What follows is a set of records; repeat all of them exactly.

Some records:

◆ ◆ ◆ ◆ ◆

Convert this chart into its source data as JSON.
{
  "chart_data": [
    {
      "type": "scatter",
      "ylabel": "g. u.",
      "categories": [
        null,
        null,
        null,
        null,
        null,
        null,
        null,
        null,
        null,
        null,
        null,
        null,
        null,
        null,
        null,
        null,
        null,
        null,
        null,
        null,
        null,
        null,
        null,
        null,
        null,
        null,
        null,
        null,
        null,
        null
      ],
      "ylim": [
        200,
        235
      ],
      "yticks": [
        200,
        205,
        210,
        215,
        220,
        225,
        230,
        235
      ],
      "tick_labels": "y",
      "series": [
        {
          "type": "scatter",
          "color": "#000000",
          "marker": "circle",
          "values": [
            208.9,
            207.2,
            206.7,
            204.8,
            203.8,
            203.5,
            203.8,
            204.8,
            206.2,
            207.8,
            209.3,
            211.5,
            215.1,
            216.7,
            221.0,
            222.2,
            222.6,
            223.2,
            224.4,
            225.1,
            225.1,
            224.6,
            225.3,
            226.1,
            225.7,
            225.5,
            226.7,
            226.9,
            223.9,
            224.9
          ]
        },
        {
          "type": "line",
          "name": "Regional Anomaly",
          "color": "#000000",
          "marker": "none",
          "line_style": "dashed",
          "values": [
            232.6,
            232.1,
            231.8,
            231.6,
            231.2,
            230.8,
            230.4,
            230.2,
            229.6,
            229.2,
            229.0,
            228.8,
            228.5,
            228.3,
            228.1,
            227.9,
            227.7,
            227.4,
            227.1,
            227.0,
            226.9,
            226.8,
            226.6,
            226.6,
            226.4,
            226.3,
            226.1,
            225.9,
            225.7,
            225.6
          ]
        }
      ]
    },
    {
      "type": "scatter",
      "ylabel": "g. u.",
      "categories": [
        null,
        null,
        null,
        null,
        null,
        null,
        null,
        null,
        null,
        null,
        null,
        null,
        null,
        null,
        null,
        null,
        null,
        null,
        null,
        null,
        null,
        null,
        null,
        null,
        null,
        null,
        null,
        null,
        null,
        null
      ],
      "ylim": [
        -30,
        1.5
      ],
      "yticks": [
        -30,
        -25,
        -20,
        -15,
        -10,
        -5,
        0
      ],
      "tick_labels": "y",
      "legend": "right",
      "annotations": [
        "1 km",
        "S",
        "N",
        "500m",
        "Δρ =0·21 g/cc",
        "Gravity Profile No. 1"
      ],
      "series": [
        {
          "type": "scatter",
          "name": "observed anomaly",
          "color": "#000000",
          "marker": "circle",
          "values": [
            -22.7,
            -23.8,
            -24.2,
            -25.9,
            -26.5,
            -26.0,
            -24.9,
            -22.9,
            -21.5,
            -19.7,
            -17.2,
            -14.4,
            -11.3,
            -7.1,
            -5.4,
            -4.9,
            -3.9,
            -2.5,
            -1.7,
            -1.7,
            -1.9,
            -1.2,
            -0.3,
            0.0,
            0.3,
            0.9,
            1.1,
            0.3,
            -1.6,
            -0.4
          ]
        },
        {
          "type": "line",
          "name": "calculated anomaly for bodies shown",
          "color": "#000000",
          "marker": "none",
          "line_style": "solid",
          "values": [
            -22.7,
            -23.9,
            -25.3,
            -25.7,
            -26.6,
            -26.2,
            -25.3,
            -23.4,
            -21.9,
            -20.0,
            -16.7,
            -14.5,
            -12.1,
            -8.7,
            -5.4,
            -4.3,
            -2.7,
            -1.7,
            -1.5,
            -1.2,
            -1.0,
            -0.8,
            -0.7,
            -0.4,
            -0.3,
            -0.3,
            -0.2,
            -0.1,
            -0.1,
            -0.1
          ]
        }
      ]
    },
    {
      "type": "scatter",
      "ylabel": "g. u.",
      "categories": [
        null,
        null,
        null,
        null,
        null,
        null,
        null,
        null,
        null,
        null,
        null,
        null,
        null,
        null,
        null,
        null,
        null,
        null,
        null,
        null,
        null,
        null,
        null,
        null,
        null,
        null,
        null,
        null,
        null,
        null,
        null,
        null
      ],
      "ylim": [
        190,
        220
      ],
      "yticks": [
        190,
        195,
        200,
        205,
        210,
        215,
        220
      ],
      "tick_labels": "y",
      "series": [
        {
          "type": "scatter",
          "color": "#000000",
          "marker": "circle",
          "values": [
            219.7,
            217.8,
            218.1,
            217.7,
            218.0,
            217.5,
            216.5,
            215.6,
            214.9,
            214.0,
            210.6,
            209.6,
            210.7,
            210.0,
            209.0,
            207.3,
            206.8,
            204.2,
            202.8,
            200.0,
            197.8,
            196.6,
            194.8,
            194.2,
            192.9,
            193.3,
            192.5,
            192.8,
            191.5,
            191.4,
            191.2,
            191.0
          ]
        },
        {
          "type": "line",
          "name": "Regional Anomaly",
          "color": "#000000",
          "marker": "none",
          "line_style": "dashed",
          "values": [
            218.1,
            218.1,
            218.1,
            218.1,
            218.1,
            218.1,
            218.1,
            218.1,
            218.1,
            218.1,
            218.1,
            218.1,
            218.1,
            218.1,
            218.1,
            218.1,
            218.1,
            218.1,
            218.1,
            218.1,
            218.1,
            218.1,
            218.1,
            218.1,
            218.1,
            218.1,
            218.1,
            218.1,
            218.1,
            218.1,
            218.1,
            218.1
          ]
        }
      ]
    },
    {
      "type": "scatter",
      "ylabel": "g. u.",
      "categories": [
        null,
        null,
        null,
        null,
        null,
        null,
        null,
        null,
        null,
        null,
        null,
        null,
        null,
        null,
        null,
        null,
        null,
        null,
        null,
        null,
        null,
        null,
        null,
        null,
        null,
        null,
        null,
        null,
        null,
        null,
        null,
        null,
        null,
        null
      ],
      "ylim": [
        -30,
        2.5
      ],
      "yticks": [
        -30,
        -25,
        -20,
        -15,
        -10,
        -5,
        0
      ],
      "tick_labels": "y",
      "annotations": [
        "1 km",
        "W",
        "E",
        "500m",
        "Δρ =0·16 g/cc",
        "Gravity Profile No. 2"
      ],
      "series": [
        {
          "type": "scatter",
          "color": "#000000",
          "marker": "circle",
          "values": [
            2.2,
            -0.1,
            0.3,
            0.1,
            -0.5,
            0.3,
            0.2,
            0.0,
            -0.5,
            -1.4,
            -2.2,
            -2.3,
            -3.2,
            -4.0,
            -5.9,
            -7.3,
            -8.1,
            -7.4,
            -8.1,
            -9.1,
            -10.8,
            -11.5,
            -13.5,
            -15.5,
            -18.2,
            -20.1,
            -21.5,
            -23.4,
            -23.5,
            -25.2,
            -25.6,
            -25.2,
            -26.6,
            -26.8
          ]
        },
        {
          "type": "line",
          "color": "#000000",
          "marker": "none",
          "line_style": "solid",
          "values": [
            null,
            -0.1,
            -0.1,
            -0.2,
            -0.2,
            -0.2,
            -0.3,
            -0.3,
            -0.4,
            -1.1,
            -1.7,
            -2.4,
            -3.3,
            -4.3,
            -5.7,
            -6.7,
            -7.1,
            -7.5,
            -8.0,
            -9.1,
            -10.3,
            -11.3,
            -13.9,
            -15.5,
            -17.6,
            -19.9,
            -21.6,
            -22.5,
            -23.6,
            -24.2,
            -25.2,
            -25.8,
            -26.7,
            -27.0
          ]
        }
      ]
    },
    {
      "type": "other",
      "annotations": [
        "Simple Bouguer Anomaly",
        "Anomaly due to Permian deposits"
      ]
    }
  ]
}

◆ ◆ ◆ ◆ ◆

Reply to the task:
Convert this chart into its source data as JSON.
{
  "chart_data": [
    {
      "type": "scatter",
      "ylabel": "g. u.",
      "categories": [
        null,
        null,
        null,
        null,
        null,
        null,
        null,
        null,
        null,
        null,
        null,
        null,
        null,
        null,
        null,
        null,
        null,
        null,
        null,
        null,
        null,
        null,
        null,
        null,
        null,
        null,
        null,
        null,
        null,
        null
      ],
      "ylim": [
        200,
        235
      ],
      "yticks": [
        200,
        205,
        210,
        215,
        220,
        225,
        230,
        235
      ],
      "tick_labels": "y",
      "series": [
        {
          "type": "scatter",
          "color": "#000000",
          "marker": "circle",
          "values": [
            208.9,
            207.2,
            206.7,
            204.8,
            203.8,
            203.5,
            203.8,
            204.8,
            206.2,
            207.8,
            209.3,
            211.5,
            215.1,
            216.7,
            221.0,
            222.2,
            222.6,
            223.2,
            224.4,
            225.1,
            225.1,
            224.6,
            225.3,
            226.1,
            225.7,
            225.5,
            226.7,
            226.9,
            223.9,
            224.9
          ]
        },
        {
          "type": "line",
          "name": "Regional Anomaly",
          "color": "#000000",
          "marker": "none",
          "line_style": "dashed",
          "values": [
            232.6,
            232.1,
            231.8,
            231.6,
            231.2,
            230.8,
            230.4,
            230.2,
            229.6,
            229.2,
            229.0,
            228.8,
            228.5,
            228.3,
            228.1,
            227.9,
            227.7,
            227.4,
            227.1,
            227.0,
            226.9,
            226.8,
            226.6,
            226.6,
            226.4,
            226.3,
            226.1,
            225.9,
            225.7,
            225.6
          ]
        }
      ]
    },
    {
      "type": "scatter",
      "ylabel": "g. u.",
      "categories": [
        null,
        null,
        null,
        null,
        null,
        null,
        null,
        null,
        null,
        null,
        null,
        null,
        null,
        null,
        null,
        null,
        null,
        null,
        null,
        null,
        null,
        null,
        null,
        null,
        null,
        null,
        null,
        null,
        null,
        null
      ],
      "ylim": [
        -30,
        1.5
      ],
      "yticks": [
        -30,
        -25,
        -20,
        -15,
        -10,
        -5,
        0
      ],
      "tick_labels": "y",
      "legend": "right",
      "annotations": [
        "1 km",
        "S",
        "N",
        "500m",
        "Δρ =0·21 g/cc",
        "Gravity Profile No. 1"
      ],
      "series": [
        {
          "type": "scatter",
          "name": "observed anomaly",
          "color": "#000000",
          "marker": "circle",
          "values": [
            -22.7,
            -23.8,
            -24.2,
            -25.9,
            -26.5,
            -26.0,
            -24.9,
            -22.9,
            -21.5,
            -19.7,
            -17.2,
            -14.4,
            -11.3,
            -7.1,
            -5.4,
            -4.9,
            -3.9,
            -2.5,
            -1.7,
            -1.7,
            -1.9,
            -1.2,
            -0.3,
            0.0,
            0.3,
            0.9,
            1.1,
            0.3,
            -1.6,
            -0.4
          ]
        },
        {
          "type": "line",
          "name": "calculated anomaly for bodies shown",
          "color": "#000000",
          "marker": "none",
          "line_style": "solid",
          "values": [
            -22.7,
            -23.9,
            -25.3,
            -25.7,
            -26.6,
            -26.2,
            -25.3,
            -23.4,
            -21.9,
            -20.0,
            -16.7,
            -14.5,
            -12.1,
            -8.7,
            -5.4,
            -4.3,
            -2.7,
            -1.7,
            -1.5,
            -1.2,
            -1.0,
            -0.8,
            -0.7,
            -0.4,
            -0.3,
            -0.3,
            -0.2,
            -0.1,
            -0.1,
            -0.1
          ]
        }
      ]
    },
    {
      "type": "scatter",
      "ylabel": "g. u.",
      "categories": [
        null,
        null,
        null,
        null,
        null,
        null,
        null,
        null,
        null,
        null,
        null,
        null,
        null,
        null,
        null,
        null,
        null,
        null,
        null,
        null,
        null,
        null,
        null,
        null,
        null,
        null,
        null,
        null,
        null,
        null,
        null,
        null
      ],
      "ylim": [
        190,
        220
      ],
      "yticks": [
        190,
        195,
        200,
        205,
        210,
        215,
        220
      ],
      "tick_labels": "y",
      "series": [
        {
          "type": "scatter",
          "color": "#000000",
          "marker": "circle",
          "values": [
            219.7,
            217.8,
            218.1,
            217.7,
            218.0,
            217.5,
            216.5,
            215.6,
            214.9,
            214.0,
            210.6,
            209.6,
            210.7,
            210.0,
            209.0,
            207.3,
            206.8,
            204.2,
            202.8,
            200.0,
            197.8,
            196.6,
            194.8,
            194.2,
            192.9,
            193.3,
            192.5,
            192.8,
            191.5,
            191.4,
            191.2,
            191.0
          ]
        },
        {
          "type": "line",
          "name": "Regional Anomaly",
          "color": "#000000",
          "marker": "none",
          "line_style": "dashed",
          "values": [
            218.1,
            218.1,
            218.1,
            218.1,
            218.1,
            218.1,
            218.1,
            218.1,
            218.1,
            218.1,
            218.1,
            218.1,
            218.1,
            218.1,
            218.1,
            218.1,
            218.1,
            218.1,
            218.1,
            218.1,
            218.1,
            218.1,
            218.1,
            218.1,
            218.1,
            218.1,
            218.1,
            218.1,
            218.1,
            218.1,
            218.1,
            218.1
          ]
        }
      ]
    },
    {
      "type": "scatter",
      "ylabel": "g. u.",
      "categories": [
        null,
        null,
        null,
        null,
        null,
        null,
        null,
        null,
        null,
        null,
        null,
        null,
        null,
        null,
        null,
        null,
        null,
        null,
        null,
        null,
        null,
        null,
        null,
        null,
        null,
        null,
        null,
        null,
        null,
        null,
        null,
        null,
        null,
        null
      ],
      "ylim": [
        -30,
        2.5
      ],
      "yticks": [
        -30,
        -25,
        -20,
        -15,
        -10,
        -5,
        0
      ],
      "tick_labels": "y",
      "annotations": [
        "1 km",
        "W",
        "E",
        "500m",
        "Δρ =0·16 g/cc",
        "Gravity Profile No. 2"
      ],
      "series": [
        {
          "type": "scatter",
          "color": "#000000",
          "marker": "circle",
          "values": [
            2.2,
            -0.1,
            0.3,
            0.1,
            -0.5,
            0.3,
            0.2,
            0.0,
            -0.5,
            -1.4,
            -2.2,
            -2.3,
            -3.2,
            -4.0,
            -5.9,
            -7.3,
            -8.1,
            -7.4,
            -8.1,
            -9.1,
            -10.8,
            -11.5,
            -13.5,
            -15.5,
            -18.2,
            -20.1,
            -21.5,
            -23.4,
            -23.5,
            -25.2,
            -25.6,
            -25.2,
            -26.6,
            -26.8
          ]
        },
        {
          "type": "line",
          "color": "#000000",
          "marker": "none",
          "line_style": "solid",
          "values": [
            null,
            -0.1,
            -0.1,
            -0.2,
            -0.2,
            -0.2,
            -0.3,
            -0.3,
            -0.4,
            -1.1,
            -1.7,
            -2.4,
            -3.3,
            -4.3,
            -5.7,
            -6.7,
            -7.1,
            -7.5,
            -8.0,
            -9.1,
            -10.3,
            -11.3,
            -13.9,
            -15.5,
            -17.6,
            -19.9,
            -21.6,
            -22.5,
            -23.6,
            -24.2,
            -25.2,
            -25.8,
            -26.7,
            -27.0
          ]
        }
      ]
    },
    {
      "type": "other",
      "annotations": [
        "Simple Bouguer Anomaly",
        "Anomaly due to Permian deposits"
      ]
    }
  ]
}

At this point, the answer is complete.